• _OBJECTIVE_
Please print the full listing exactly.
begin SOURCE RECORDS
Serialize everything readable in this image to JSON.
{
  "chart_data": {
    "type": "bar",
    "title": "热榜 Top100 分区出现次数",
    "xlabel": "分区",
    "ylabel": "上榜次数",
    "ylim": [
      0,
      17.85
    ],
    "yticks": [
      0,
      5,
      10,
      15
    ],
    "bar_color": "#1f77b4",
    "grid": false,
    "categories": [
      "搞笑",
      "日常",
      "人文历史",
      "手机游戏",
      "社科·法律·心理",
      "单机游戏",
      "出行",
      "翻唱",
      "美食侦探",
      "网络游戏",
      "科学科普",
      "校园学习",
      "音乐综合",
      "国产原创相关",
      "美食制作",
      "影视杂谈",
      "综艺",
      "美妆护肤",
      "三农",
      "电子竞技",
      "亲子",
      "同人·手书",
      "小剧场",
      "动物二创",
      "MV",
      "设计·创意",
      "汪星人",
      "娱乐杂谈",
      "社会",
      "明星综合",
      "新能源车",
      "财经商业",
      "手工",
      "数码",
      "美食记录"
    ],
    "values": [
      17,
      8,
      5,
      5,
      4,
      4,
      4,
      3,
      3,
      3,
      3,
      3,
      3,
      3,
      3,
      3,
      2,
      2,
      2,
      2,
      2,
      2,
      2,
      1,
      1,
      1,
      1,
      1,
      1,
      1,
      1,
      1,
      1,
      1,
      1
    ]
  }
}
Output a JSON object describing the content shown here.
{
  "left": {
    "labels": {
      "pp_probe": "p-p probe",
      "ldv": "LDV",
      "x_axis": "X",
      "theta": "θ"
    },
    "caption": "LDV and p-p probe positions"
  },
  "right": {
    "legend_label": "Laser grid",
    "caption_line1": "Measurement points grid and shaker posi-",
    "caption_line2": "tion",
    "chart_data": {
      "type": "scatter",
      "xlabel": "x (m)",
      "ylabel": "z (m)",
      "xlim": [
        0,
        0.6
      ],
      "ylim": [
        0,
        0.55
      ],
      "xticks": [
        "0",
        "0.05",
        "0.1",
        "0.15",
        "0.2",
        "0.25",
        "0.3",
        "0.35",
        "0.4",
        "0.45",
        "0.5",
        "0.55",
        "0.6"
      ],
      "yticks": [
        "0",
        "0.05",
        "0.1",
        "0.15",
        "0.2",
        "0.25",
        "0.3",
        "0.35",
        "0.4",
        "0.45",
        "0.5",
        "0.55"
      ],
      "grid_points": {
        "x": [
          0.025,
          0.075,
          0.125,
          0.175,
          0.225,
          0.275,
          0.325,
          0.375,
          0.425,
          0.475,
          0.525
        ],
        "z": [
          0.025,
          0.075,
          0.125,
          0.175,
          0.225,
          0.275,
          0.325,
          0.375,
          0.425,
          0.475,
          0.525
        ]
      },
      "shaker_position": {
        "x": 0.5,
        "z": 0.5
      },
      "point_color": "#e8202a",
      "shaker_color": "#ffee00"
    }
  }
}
end SOURCE RECORDS
• _RESULT OF THIS TASK_
Serialize everything readable in this image to JSON.
{
  "chart_data": {
    "type": "bar",
    "title": "热榜 Top100 分区出现次数",
    "xlabel": "分区",
    "ylabel": "上榜次数",
    "ylim": [
      0,
      17.85
    ],
    "yticks": [
      0,
      5,
      10,
      15
    ],
    "bar_color": "#1f77b4",
    "grid": false,
    "categories": [
      "搞笑",
      "日常",
      "人文历史",
      "手机游戏",
      "社科·法律·心理",
      "单机游戏",
      "出行",
      "翻唱",
      "美食侦探",
      "网络游戏",
      "科学科普",
      "校园学习",
      "音乐综合",
      "国产原创相关",
      "美食制作",
      "影视杂谈",
      "综艺",
      "美妆护肤",
      "三农",
      "电子竞技",
      "亲子",
      "同人·手书",
      "小剧场",
      "动物二创",
      "MV",
      "设计·创意",
      "汪星人",
      "娱乐杂谈",
      "社会",
      "明星综合",
      "新能源车",
      "财经商业",
      "手工",
      "数码",
      "美食记录"
    ],
    "values": [
      17,
      8,
      5,
      5,
      4,
      4,
      4,
      3,
      3,
      3,
      3,
      3,
      3,
      3,
      3,
      3,
      2,
      2,
      2,
      2,
      2,
      2,
      2,
      1,
      1,
      1,
      1,
      1,
      1,
      1,
      1,
      1,
      1,
      1,
      1
    ]
  }
}
Output a JSON object describing the content shown here.
{
  "left": {
    "labels": {
      "pp_probe": "p-p probe",
      "ldv": "LDV",
      "x_axis": "X",
      "theta": "θ"
    },
    "caption": "LDV and p-p probe positions"
  },
  "right": {
    "legend_label": "Laser grid",
    "caption_line1": "Measurement points grid and shaker posi-",
    "caption_line2": "tion",
    "chart_data": {
      "type": "scatter",
      "xlabel": "x (m)",
      "ylabel": "z (m)",
      "xlim": [
        0,
        0.6
      ],
      "ylim": [
        0,
        0.55
      ],
      "xticks": [
        "0",
        "0.05",
        "0.1",
        "0.15",
        "0.2",
        "0.25",
        "0.3",
        "0.35",
        "0.4",
        "0.45",
        "0.5",
        "0.55",
        "0.6"
      ],
      "yticks": [
        "0",
        "0.05",
        "0.1",
        "0.15",
        "0.2",
        "0.25",
        "0.3",
        "0.35",
        "0.4",
        "0.45",
        "0.5",
        "0.55"
      ],
      "grid_points": {
        "x": [
          0.025,
          0.075,
          0.125,
          0.175,
          0.225,
          0.275,
          0.325,
          0.375,
          0.425,
          0.475,
          0.525
        ],
        "z": [
          0.025,
          0.075,
          0.125,
          0.175,
          0.225,
          0.275,
          0.325,
          0.375,
          0.425,
          0.475,
          0.525
        ]
      },
      "shaker_position": {
        "x": 0.5,
        "z": 0.5
      },
      "point_color": "#e8202a",
      "shaker_color": "#ffee00"
    }
  }
}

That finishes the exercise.